The request >> Return the listing below exactly, with the pictures dropped.

--- START Data to process ---

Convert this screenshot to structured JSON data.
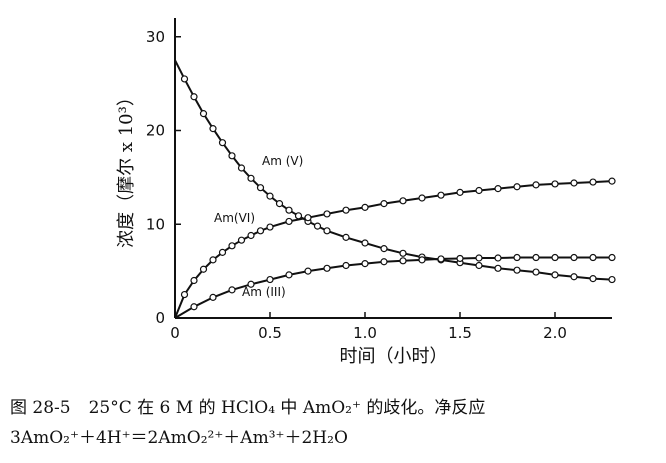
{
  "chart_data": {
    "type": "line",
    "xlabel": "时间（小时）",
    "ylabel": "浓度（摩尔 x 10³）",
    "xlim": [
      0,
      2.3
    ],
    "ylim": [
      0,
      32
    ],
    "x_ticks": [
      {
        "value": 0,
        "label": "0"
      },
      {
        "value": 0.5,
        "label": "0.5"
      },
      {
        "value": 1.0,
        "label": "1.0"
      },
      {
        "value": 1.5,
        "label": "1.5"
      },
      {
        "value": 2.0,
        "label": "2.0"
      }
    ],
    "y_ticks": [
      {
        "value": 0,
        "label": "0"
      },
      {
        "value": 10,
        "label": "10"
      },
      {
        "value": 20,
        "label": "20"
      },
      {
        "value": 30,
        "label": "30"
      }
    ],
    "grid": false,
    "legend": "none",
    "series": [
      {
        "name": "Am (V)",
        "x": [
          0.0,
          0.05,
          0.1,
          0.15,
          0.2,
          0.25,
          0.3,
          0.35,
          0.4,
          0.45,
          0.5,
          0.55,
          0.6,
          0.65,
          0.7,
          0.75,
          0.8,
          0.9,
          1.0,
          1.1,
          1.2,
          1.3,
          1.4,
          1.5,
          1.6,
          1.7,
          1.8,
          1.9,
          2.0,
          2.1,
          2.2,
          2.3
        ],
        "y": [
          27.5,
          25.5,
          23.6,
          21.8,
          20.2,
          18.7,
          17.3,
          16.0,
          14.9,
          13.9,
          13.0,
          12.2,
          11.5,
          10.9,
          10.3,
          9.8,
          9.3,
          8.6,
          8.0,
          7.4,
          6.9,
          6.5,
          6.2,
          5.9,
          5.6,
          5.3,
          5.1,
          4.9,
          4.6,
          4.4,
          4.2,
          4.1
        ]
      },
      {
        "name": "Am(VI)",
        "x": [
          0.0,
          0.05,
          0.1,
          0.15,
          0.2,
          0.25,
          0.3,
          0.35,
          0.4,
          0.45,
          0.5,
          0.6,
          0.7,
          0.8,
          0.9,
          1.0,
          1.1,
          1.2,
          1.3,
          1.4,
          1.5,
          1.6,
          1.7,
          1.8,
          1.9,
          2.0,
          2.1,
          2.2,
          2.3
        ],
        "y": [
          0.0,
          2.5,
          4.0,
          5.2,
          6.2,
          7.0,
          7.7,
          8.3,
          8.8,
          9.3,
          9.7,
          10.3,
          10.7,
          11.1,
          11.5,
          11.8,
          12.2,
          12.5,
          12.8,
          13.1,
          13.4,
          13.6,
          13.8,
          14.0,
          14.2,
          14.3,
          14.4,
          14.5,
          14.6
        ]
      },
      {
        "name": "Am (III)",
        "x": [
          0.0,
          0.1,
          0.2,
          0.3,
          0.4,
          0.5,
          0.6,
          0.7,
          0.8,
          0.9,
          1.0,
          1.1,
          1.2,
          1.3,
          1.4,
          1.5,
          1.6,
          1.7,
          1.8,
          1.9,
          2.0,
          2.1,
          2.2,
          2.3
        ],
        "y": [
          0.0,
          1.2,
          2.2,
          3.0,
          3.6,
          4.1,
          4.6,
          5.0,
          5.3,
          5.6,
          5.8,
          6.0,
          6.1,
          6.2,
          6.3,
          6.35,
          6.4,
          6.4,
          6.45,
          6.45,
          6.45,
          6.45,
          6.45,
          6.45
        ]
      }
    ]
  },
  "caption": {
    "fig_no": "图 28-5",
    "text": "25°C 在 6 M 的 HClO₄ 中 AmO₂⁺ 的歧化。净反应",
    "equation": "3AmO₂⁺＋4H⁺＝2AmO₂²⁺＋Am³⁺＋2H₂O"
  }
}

--- END Data to process ---

Written answer >>
Convert this screenshot to structured JSON data.
{
  "chart_data": {
    "type": "line",
    "xlabel": "时间（小时）",
    "ylabel": "浓度（摩尔 x 10³）",
    "xlim": [
      0,
      2.3
    ],
    "ylim": [
      0,
      32
    ],
    "x_ticks": [
      {
        "value": 0,
        "label": "0"
      },
      {
        "value": 0.5,
        "label": "0.5"
      },
      {
        "value": 1.0,
        "label": "1.0"
      },
      {
        "value": 1.5,
        "label": "1.5"
      },
      {
        "value": 2.0,
        "label": "2.0"
      }
    ],
    "y_ticks": [
      {
        "value": 0,
        "label": "0"
      },
      {
        "value": 10,
        "label": "10"
      },
      {
        "value": 20,
        "label": "20"
      },
      {
        "value": 30,
        "label": "30"
      }
    ],
    "grid": false,
    "legend": "none",
    "series": [
      {
        "name": "Am (V)",
        "x": [
          0.0,
          0.05,
          0.1,
          0.15,
          0.2,
          0.25,
          0.3,
          0.35,
          0.4,
          0.45,
          0.5,
          0.55,
          0.6,
          0.65,
          0.7,
          0.75,
          0.8,
          0.9,
          1.0,
          1.1,
          1.2,
          1.3,
          1.4,
          1.5,
          1.6,
          1.7,
          1.8,
          1.9,
          2.0,
          2.1,
          2.2,
          2.3
        ],
        "y": [
          27.5,
          25.5,
          23.6,
          21.8,
          20.2,
          18.7,
          17.3,
          16.0,
          14.9,
          13.9,
          13.0,
          12.2,
          11.5,
          10.9,
          10.3,
          9.8,
          9.3,
          8.6,
          8.0,
          7.4,
          6.9,
          6.5,
          6.2,
          5.9,
          5.6,
          5.3,
          5.1,
          4.9,
          4.6,
          4.4,
          4.2,
          4.1
        ]
      },
      {
        "name": "Am(VI)",
        "x": [
          0.0,
          0.05,
          0.1,
          0.15,
          0.2,
          0.25,
          0.3,
          0.35,
          0.4,
          0.45,
          0.5,
          0.6,
          0.7,
          0.8,
          0.9,
          1.0,
          1.1,
          1.2,
          1.3,
          1.4,
          1.5,
          1.6,
          1.7,
          1.8,
          1.9,
          2.0,
          2.1,
          2.2,
          2.3
        ],
        "y": [
          0.0,
          2.5,
          4.0,
          5.2,
          6.2,
          7.0,
          7.7,
          8.3,
          8.8,
          9.3,
          9.7,
          10.3,
          10.7,
          11.1,
          11.5,
          11.8,
          12.2,
          12.5,
          12.8,
          13.1,
          13.4,
          13.6,
          13.8,
          14.0,
          14.2,
          14.3,
          14.4,
          14.5,
          14.6
        ]
      },
      {
        "name": "Am (III)",
        "x": [
          0.0,
          0.1,
          0.2,
          0.3,
          0.4,
          0.5,
          0.6,
          0.7,
          0.8,
          0.9,
          1.0,
          1.1,
          1.2,
          1.3,
          1.4,
          1.5,
          1.6,
          1.7,
          1.8,
          1.9,
          2.0,
          2.1,
          2.2,
          2.3
        ],
        "y": [
          0.0,
          1.2,
          2.2,
          3.0,
          3.6,
          4.1,
          4.6,
          5.0,
          5.3,
          5.6,
          5.8,
          6.0,
          6.1,
          6.2,
          6.3,
          6.35,
          6.4,
          6.4,
          6.45,
          6.45,
          6.45,
          6.45,
          6.45,
          6.45
        ]
      }
    ]
  },
  "caption": {
    "fig_no": "图 28-5",
    "text": "25°C 在 6 M 的 HClO₄ 中 AmO₂⁺ 的歧化。净反应",
    "equation": "3AmO₂⁺＋4H⁺＝2AmO₂²⁺＋Am³⁺＋2H₂O"
  }
}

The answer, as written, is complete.